[START]
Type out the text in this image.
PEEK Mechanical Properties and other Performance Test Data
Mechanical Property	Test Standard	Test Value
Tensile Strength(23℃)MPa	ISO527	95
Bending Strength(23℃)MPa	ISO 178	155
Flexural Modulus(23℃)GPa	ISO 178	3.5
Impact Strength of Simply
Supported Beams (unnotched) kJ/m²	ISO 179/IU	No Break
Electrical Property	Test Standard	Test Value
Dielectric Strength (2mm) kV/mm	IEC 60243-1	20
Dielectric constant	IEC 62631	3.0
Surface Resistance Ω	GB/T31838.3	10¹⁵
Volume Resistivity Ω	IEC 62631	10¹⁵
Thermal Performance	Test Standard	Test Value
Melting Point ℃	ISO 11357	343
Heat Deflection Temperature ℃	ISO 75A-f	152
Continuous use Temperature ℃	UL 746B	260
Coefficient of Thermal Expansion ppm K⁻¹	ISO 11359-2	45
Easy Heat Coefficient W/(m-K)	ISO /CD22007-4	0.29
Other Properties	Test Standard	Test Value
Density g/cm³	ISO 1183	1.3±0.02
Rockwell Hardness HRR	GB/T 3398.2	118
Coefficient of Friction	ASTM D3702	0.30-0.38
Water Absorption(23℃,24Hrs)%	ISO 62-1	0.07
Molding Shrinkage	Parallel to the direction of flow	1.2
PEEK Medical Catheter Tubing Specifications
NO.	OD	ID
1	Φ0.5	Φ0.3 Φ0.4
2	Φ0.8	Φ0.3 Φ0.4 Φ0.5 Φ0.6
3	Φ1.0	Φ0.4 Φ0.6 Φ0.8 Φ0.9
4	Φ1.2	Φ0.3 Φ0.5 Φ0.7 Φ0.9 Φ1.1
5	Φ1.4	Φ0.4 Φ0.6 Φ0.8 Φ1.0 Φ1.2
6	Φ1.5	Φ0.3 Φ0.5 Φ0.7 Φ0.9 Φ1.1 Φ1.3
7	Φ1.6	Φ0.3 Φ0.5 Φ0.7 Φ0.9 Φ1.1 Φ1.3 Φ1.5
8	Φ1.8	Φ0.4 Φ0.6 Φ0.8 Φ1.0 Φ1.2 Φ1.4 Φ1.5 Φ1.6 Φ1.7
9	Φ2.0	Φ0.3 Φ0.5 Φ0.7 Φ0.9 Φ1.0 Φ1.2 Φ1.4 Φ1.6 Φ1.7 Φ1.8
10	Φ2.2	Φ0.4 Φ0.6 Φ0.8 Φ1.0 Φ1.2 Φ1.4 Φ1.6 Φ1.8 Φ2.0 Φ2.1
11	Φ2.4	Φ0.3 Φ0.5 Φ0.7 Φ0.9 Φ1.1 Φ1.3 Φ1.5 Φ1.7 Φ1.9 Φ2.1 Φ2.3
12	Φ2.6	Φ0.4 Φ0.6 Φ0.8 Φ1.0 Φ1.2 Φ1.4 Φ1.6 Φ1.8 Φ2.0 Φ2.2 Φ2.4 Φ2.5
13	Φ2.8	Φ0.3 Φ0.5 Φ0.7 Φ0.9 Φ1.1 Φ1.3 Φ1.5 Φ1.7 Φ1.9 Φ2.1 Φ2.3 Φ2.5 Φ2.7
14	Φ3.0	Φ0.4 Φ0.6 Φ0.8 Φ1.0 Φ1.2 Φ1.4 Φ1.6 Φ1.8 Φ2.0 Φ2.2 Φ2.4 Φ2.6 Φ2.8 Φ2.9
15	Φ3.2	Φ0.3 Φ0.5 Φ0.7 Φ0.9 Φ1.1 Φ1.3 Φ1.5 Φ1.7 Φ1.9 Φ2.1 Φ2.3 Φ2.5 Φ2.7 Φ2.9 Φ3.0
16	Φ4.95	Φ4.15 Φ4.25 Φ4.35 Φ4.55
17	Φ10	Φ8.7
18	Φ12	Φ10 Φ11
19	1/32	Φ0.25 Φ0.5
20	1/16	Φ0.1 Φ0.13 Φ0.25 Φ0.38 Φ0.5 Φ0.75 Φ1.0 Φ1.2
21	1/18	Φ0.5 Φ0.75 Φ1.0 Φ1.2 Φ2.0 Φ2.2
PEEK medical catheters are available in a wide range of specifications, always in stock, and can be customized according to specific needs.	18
[END]
● Exercise aim
Find every line that holds "Property" and copy it.

● Complete output
Mechanical Property	Test Standard	Test Value
Electrical Property	Test Standard	Test Value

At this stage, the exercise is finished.